• **GOAL OF THE EXERCISE**
Transcribe every entry word for word, but skip the images.
>> begin GIVEN ENTRIES
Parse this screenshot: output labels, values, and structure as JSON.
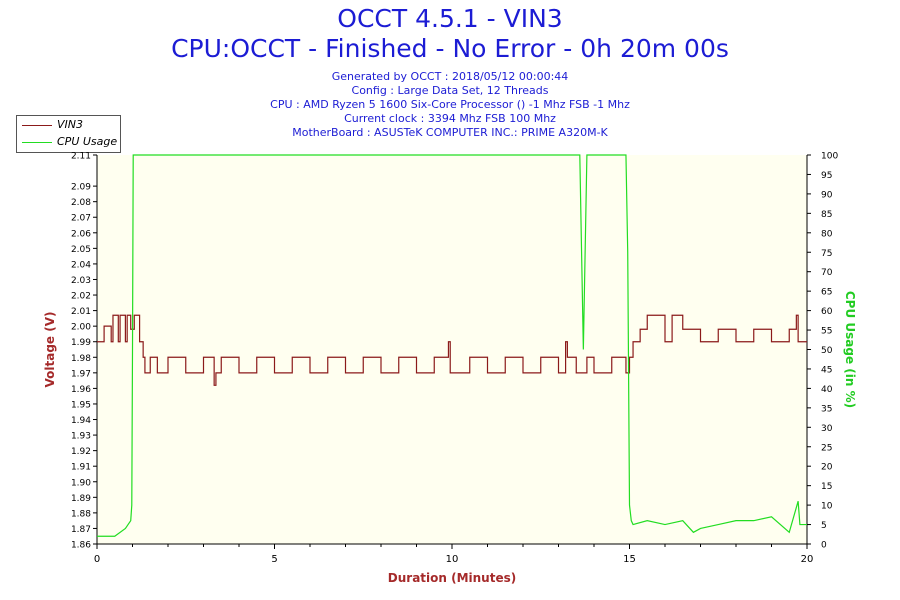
{
  "header": {
    "title": "OCCT 4.5.1 - VIN3",
    "subtitle": "CPU:OCCT - Finished - No Error - 0h 20m 00s",
    "info_lines": [
      "Generated by OCCT : 2018/05/12 00:00:44",
      "Config : Large Data Set, 12 Threads",
      "CPU : AMD Ryzen 5 1600 Six-Core Processor () -1 Mhz FSB -1 Mhz",
      "Current clock : 3394 Mhz FSB 100 Mhz",
      "MotherBoard : ASUSTeK COMPUTER INC.: PRIME A320M-K"
    ]
  },
  "legend": {
    "vin3_label": "VIN3",
    "cpu_label": "CPU Usage"
  },
  "colors": {
    "vin3": "#8b1a1a",
    "cpu": "#22dd22",
    "plot_bg": "#fffff0",
    "title": "#1c1cd4",
    "left_axis": "#a52a2a",
    "right_axis": "#22cc22"
  },
  "chart_data": {
    "type": "line",
    "xlabel": "Duration (Minutes)",
    "ylabel": "Voltage (V)",
    "y2label": "CPU Usage (in %)",
    "xlim": [
      0,
      20
    ],
    "ylim": [
      1.86,
      2.11
    ],
    "y2lim": [
      0,
      100
    ],
    "xticks": [
      0,
      5,
      10,
      15,
      20
    ],
    "yticks": [
      "1.86",
      "1.87",
      "1.88",
      "1.89",
      "1.90",
      "1.91",
      "1.92",
      "1.93",
      "1.94",
      "1.95",
      "1.96",
      "1.97",
      "1.98",
      "1.99",
      "2.00",
      "2.01",
      "2.02",
      "2.03",
      "2.04",
      "2.05",
      "2.06",
      "2.07",
      "2.08",
      "2.09",
      "2.11"
    ],
    "y2ticks": [
      "0",
      "5",
      "10",
      "15",
      "20",
      "25",
      "30",
      "35",
      "40",
      "45",
      "50",
      "55",
      "60",
      "65",
      "70",
      "75",
      "80",
      "85",
      "90",
      "95",
      "100"
    ],
    "grid": false,
    "legend_position": "top-left",
    "series": [
      {
        "name": "VIN3",
        "axis": "left",
        "x": [
          0,
          0.2,
          0.4,
          0.45,
          0.6,
          0.65,
          0.8,
          0.85,
          0.95,
          1.05,
          1.2,
          1.3,
          1.35,
          1.5,
          1.6,
          1.7,
          2.0,
          2.5,
          3.0,
          3.3,
          3.35,
          3.5,
          4.0,
          4.5,
          5.0,
          5.5,
          6.0,
          6.5,
          7.0,
          7.5,
          8.0,
          8.5,
          9.0,
          9.5,
          9.9,
          9.95,
          10.5,
          11.0,
          11.5,
          12.0,
          12.5,
          13.0,
          13.2,
          13.25,
          13.5,
          13.8,
          14.0,
          14.5,
          14.9,
          15.0,
          15.1,
          15.3,
          15.5,
          16.0,
          16.2,
          16.5,
          17.0,
          17.5,
          18.0,
          18.5,
          19.0,
          19.5,
          19.7,
          19.75,
          20.0
        ],
        "y": [
          1.99,
          2.0,
          1.99,
          2.007,
          1.99,
          2.007,
          1.99,
          2.007,
          1.998,
          2.007,
          1.99,
          1.98,
          1.97,
          1.98,
          1.98,
          1.97,
          1.98,
          1.97,
          1.98,
          1.962,
          1.97,
          1.98,
          1.97,
          1.98,
          1.97,
          1.98,
          1.97,
          1.98,
          1.97,
          1.98,
          1.97,
          1.98,
          1.97,
          1.98,
          1.99,
          1.97,
          1.98,
          1.97,
          1.98,
          1.97,
          1.98,
          1.97,
          1.99,
          1.98,
          1.97,
          1.98,
          1.97,
          1.98,
          1.97,
          1.98,
          1.99,
          1.998,
          2.007,
          1.99,
          2.007,
          1.998,
          1.99,
          1.998,
          1.99,
          1.998,
          1.99,
          1.998,
          2.007,
          1.99,
          1.99
        ]
      },
      {
        "name": "CPU Usage",
        "axis": "right",
        "x": [
          0,
          0.5,
          0.8,
          0.95,
          0.98,
          1.0,
          1.02,
          1.05,
          13.6,
          13.65,
          13.7,
          13.75,
          13.8,
          14.9,
          14.95,
          15.0,
          15.05,
          15.1,
          15.5,
          16.0,
          16.5,
          16.8,
          17.0,
          17.5,
          18.0,
          18.5,
          19.0,
          19.5,
          19.75,
          19.8,
          20.0
        ],
        "y": [
          2,
          2,
          4,
          6,
          10,
          50,
          100,
          100,
          100,
          75,
          50,
          75,
          100,
          100,
          75,
          10,
          6,
          5,
          6,
          5,
          6,
          3,
          4,
          5,
          6,
          6,
          7,
          3,
          11,
          5,
          5
        ]
      }
    ]
  }
}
>> end GIVEN ENTRIES
• **WRITTEN REPLY**
Parse this screenshot: output labels, values, and structure as JSON.
{
  "header": {
    "title": "OCCT 4.5.1 - VIN3",
    "subtitle": "CPU:OCCT - Finished - No Error - 0h 20m 00s",
    "info_lines": [
      "Generated by OCCT : 2018/05/12 00:00:44",
      "Config : Large Data Set, 12 Threads",
      "CPU : AMD Ryzen 5 1600 Six-Core Processor () -1 Mhz FSB -1 Mhz",
      "Current clock : 3394 Mhz FSB 100 Mhz",
      "MotherBoard : ASUSTeK COMPUTER INC.: PRIME A320M-K"
    ]
  },
  "legend": {
    "vin3_label": "VIN3",
    "cpu_label": "CPU Usage"
  },
  "colors": {
    "vin3": "#8b1a1a",
    "cpu": "#22dd22",
    "plot_bg": "#fffff0",
    "title": "#1c1cd4",
    "left_axis": "#a52a2a",
    "right_axis": "#22cc22"
  },
  "chart_data": {
    "type": "line",
    "xlabel": "Duration (Minutes)",
    "ylabel": "Voltage (V)",
    "y2label": "CPU Usage (in %)",
    "xlim": [
      0,
      20
    ],
    "ylim": [
      1.86,
      2.11
    ],
    "y2lim": [
      0,
      100
    ],
    "xticks": [
      0,
      5,
      10,
      15,
      20
    ],
    "yticks": [
      "1.86",
      "1.87",
      "1.88",
      "1.89",
      "1.90",
      "1.91",
      "1.92",
      "1.93",
      "1.94",
      "1.95",
      "1.96",
      "1.97",
      "1.98",
      "1.99",
      "2.00",
      "2.01",
      "2.02",
      "2.03",
      "2.04",
      "2.05",
      "2.06",
      "2.07",
      "2.08",
      "2.09",
      "2.11"
    ],
    "y2ticks": [
      "0",
      "5",
      "10",
      "15",
      "20",
      "25",
      "30",
      "35",
      "40",
      "45",
      "50",
      "55",
      "60",
      "65",
      "70",
      "75",
      "80",
      "85",
      "90",
      "95",
      "100"
    ],
    "grid": false,
    "legend_position": "top-left",
    "series": [
      {
        "name": "VIN3",
        "axis": "left",
        "x": [
          0,
          0.2,
          0.4,
          0.45,
          0.6,
          0.65,
          0.8,
          0.85,
          0.95,
          1.05,
          1.2,
          1.3,
          1.35,
          1.5,
          1.6,
          1.7,
          2.0,
          2.5,
          3.0,
          3.3,
          3.35,
          3.5,
          4.0,
          4.5,
          5.0,
          5.5,
          6.0,
          6.5,
          7.0,
          7.5,
          8.0,
          8.5,
          9.0,
          9.5,
          9.9,
          9.95,
          10.5,
          11.0,
          11.5,
          12.0,
          12.5,
          13.0,
          13.2,
          13.25,
          13.5,
          13.8,
          14.0,
          14.5,
          14.9,
          15.0,
          15.1,
          15.3,
          15.5,
          16.0,
          16.2,
          16.5,
          17.0,
          17.5,
          18.0,
          18.5,
          19.0,
          19.5,
          19.7,
          19.75,
          20.0
        ],
        "y": [
          1.99,
          2.0,
          1.99,
          2.007,
          1.99,
          2.007,
          1.99,
          2.007,
          1.998,
          2.007,
          1.99,
          1.98,
          1.97,
          1.98,
          1.98,
          1.97,
          1.98,
          1.97,
          1.98,
          1.962,
          1.97,
          1.98,
          1.97,
          1.98,
          1.97,
          1.98,
          1.97,
          1.98,
          1.97,
          1.98,
          1.97,
          1.98,
          1.97,
          1.98,
          1.99,
          1.97,
          1.98,
          1.97,
          1.98,
          1.97,
          1.98,
          1.97,
          1.99,
          1.98,
          1.97,
          1.98,
          1.97,
          1.98,
          1.97,
          1.98,
          1.99,
          1.998,
          2.007,
          1.99,
          2.007,
          1.998,
          1.99,
          1.998,
          1.99,
          1.998,
          1.99,
          1.998,
          2.007,
          1.99,
          1.99
        ]
      },
      {
        "name": "CPU Usage",
        "axis": "right",
        "x": [
          0,
          0.5,
          0.8,
          0.95,
          0.98,
          1.0,
          1.02,
          1.05,
          13.6,
          13.65,
          13.7,
          13.75,
          13.8,
          14.9,
          14.95,
          15.0,
          15.05,
          15.1,
          15.5,
          16.0,
          16.5,
          16.8,
          17.0,
          17.5,
          18.0,
          18.5,
          19.0,
          19.5,
          19.75,
          19.8,
          20.0
        ],
        "y": [
          2,
          2,
          4,
          6,
          10,
          50,
          100,
          100,
          100,
          75,
          50,
          75,
          100,
          100,
          75,
          10,
          6,
          5,
          6,
          5,
          6,
          3,
          4,
          5,
          6,
          6,
          7,
          3,
          11,
          5,
          5
        ]
      }
    ]
  }
}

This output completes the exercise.